SET PROBLEM: Exactly reproduce all the records, keeping pictures out of the copy.

Stored data
----
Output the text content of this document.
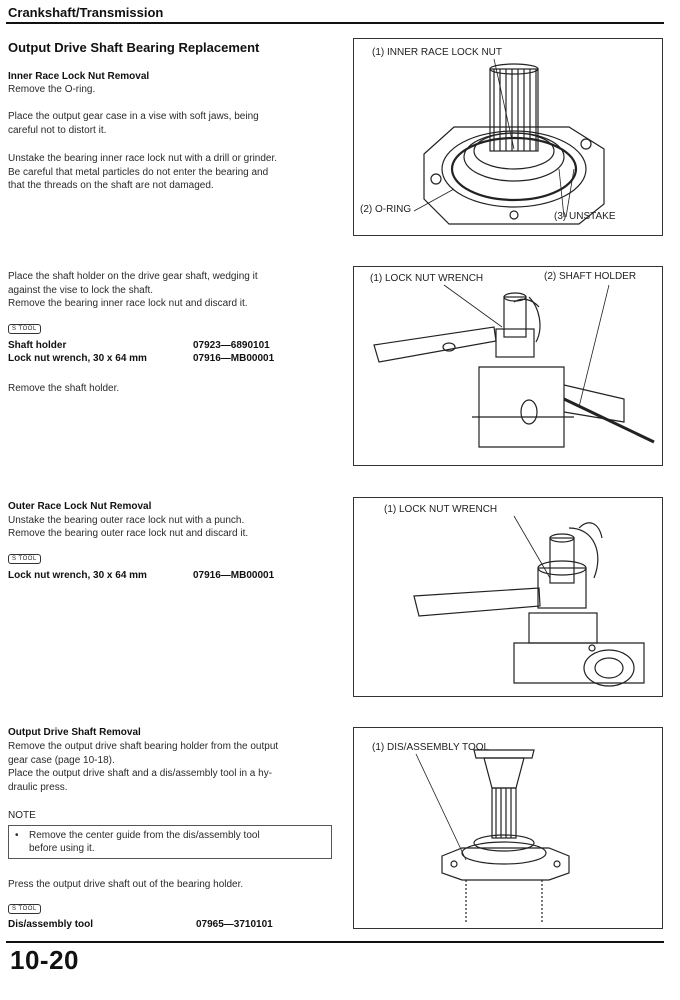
Crankshaft/Transmission
Output Drive Shaft Bearing Replacement
Inner Race Lock Nut Removal
Remove the O-ring.
Place the output gear case in a vise with soft jaws, being
careful not to distort it.
Unstake the bearing inner race lock nut with a drill or grinder.
Be careful that metal particles do not enter the bearing and
that the threads on the shaft are not damaged.
(1) INNER RACE LOCK NUT
(2) O-RING
(3) UNSTAKE
Place the shaft holder on the drive gear shaft, wedging it
against the vise to lock the shaft.
Remove the bearing inner race lock nut and discard it.
S TOOL
Shaft holder	07923—6890101
Lock nut wrench, 30 x 64 mm	07916—MB00001
Remove the shaft holder.
(1) LOCK NUT WRENCH	(2) SHAFT HOLDER
Outer Race Lock Nut Removal
Unstake the bearing outer race lock nut with a punch.
Remove the bearing outer race lock nut and discard it.
S TOOL
Lock nut wrench, 30 x 64 mm	07916—MB00001
(1) LOCK NUT WRENCH
Output Drive Shaft Removal
Remove the output drive shaft bearing holder from the output
gear case (page 10-18).
Place the output drive shaft and a dis/assembly tool in a hy-
draulic press.
NOTE
•	Remove the center guide from the dis/assembly tool
before using it.
Press the output drive shaft out of the bearing holder.
S TOOL
Dis/assembly tool	07965—3710101
(1) DIS/ASSEMBLY TOOL
10-20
----
RESULT OF THE EXERCISE:
Output the text content of this document.
Crankshaft/Transmission
Output Drive Shaft Bearing Replacement
Inner Race Lock Nut Removal
Remove the O-ring.
Place the output gear case in a vise with soft jaws, being
careful not to distort it.
Unstake the bearing inner race lock nut with a drill or grinder.
Be careful that metal particles do not enter the bearing and
that the threads on the shaft are not damaged.
(1) INNER RACE LOCK NUT
(2) O-RING
(3) UNSTAKE
Place the shaft holder on the drive gear shaft, wedging it
against the vise to lock the shaft.
Remove the bearing inner race lock nut and discard it.
S TOOL
Shaft holder	07923—6890101
Lock nut wrench, 30 x 64 mm	07916—MB00001
Remove the shaft holder.
(1) LOCK NUT WRENCH	(2) SHAFT HOLDER
Outer Race Lock Nut Removal
Unstake the bearing outer race lock nut with a punch.
Remove the bearing outer race lock nut and discard it.
S TOOL
Lock nut wrench, 30 x 64 mm	07916—MB00001
(1) LOCK NUT WRENCH
Output Drive Shaft Removal
Remove the output drive shaft bearing holder from the output
gear case (page 10-18).
Place the output drive shaft and a dis/assembly tool in a hy-
draulic press.
NOTE
•	Remove the center guide from the dis/assembly tool
before using it.
Press the output drive shaft out of the bearing holder.
S TOOL
Dis/assembly tool	07965—3710101
(1) DIS/ASSEMBLY TOOL
10-20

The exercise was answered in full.